WHAT YOU ARE ASKED TO DO: Track down the lines that contain "addresses" and copy them.

Collected data entries:
★ ★ ★
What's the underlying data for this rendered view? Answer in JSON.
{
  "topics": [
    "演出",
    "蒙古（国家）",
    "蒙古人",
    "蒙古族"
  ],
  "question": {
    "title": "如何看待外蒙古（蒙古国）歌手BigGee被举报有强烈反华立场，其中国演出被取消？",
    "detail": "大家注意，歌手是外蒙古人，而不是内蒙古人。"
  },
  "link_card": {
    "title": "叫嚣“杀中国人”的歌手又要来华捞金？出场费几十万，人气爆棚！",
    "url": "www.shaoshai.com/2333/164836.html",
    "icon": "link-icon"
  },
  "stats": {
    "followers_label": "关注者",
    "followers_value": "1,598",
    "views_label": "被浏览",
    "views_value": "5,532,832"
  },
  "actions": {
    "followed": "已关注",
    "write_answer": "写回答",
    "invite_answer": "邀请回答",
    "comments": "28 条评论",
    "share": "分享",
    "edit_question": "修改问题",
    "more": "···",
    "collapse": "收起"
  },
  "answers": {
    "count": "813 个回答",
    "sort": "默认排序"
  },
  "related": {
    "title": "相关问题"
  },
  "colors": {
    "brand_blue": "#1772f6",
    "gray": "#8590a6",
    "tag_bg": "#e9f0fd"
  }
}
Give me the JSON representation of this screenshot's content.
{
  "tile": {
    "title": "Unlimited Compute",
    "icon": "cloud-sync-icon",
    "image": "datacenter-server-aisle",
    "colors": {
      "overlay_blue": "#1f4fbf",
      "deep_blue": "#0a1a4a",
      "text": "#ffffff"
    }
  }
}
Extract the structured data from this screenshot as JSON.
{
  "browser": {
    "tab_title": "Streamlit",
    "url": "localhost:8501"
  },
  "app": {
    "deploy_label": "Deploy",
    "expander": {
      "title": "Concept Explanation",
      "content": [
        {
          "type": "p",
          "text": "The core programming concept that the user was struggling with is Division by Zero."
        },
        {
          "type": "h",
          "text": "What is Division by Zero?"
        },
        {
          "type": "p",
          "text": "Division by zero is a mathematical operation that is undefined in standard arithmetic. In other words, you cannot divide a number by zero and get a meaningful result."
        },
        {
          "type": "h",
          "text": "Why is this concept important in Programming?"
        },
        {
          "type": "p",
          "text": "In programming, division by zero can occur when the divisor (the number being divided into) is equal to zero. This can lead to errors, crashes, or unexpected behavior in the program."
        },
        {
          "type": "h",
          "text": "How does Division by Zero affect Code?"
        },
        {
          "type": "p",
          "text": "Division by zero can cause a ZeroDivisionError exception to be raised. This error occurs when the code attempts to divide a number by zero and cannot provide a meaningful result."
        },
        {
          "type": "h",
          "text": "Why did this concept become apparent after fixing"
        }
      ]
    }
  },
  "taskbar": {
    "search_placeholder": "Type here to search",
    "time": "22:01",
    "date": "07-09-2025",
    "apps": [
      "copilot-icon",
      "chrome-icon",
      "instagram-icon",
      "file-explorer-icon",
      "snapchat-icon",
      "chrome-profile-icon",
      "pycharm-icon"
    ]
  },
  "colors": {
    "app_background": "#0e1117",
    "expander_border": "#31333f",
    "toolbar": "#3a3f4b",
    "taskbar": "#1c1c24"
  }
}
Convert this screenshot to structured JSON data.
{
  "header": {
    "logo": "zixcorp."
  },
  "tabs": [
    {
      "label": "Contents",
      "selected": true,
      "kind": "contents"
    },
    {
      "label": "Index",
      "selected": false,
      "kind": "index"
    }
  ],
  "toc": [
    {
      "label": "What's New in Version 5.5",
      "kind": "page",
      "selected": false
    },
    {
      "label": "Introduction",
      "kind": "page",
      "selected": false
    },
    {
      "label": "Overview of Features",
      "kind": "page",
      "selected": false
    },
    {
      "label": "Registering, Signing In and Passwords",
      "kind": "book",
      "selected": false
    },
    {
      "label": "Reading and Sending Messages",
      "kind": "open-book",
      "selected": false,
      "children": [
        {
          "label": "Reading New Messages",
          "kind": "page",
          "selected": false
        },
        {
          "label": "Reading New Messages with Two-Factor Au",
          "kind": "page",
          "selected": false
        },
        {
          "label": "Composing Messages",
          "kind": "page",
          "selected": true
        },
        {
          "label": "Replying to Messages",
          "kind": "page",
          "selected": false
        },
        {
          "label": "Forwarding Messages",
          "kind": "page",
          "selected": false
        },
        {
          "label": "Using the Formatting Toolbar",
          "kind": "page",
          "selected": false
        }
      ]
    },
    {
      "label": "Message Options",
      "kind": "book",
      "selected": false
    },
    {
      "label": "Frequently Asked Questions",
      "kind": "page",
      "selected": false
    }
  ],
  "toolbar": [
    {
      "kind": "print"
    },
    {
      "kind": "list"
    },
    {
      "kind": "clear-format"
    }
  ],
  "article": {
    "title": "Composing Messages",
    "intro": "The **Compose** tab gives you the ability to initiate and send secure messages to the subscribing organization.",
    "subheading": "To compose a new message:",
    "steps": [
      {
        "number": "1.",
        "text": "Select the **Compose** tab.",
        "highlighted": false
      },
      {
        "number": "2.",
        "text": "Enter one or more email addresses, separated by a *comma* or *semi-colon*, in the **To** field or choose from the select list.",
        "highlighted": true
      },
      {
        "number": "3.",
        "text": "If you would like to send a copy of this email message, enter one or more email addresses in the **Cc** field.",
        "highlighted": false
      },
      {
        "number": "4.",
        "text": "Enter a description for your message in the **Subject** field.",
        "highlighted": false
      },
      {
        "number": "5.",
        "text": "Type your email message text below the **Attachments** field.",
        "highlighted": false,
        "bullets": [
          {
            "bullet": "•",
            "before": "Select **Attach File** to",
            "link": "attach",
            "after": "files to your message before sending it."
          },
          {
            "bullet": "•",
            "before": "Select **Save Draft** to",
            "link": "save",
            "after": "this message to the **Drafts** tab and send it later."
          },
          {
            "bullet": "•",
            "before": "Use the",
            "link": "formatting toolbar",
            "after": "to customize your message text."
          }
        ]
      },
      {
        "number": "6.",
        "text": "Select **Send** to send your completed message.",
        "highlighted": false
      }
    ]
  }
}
★ ★ ★
OUTPUT OF THE EXERCISE:
        "text": "Enter one or more email addresses, separated by a *comma* or *semi-colon*, in the **To** field or choose from the select list.",
        "text": "If you would like to send a copy of this email message, enter one or more email addresses in the **Cc** field.",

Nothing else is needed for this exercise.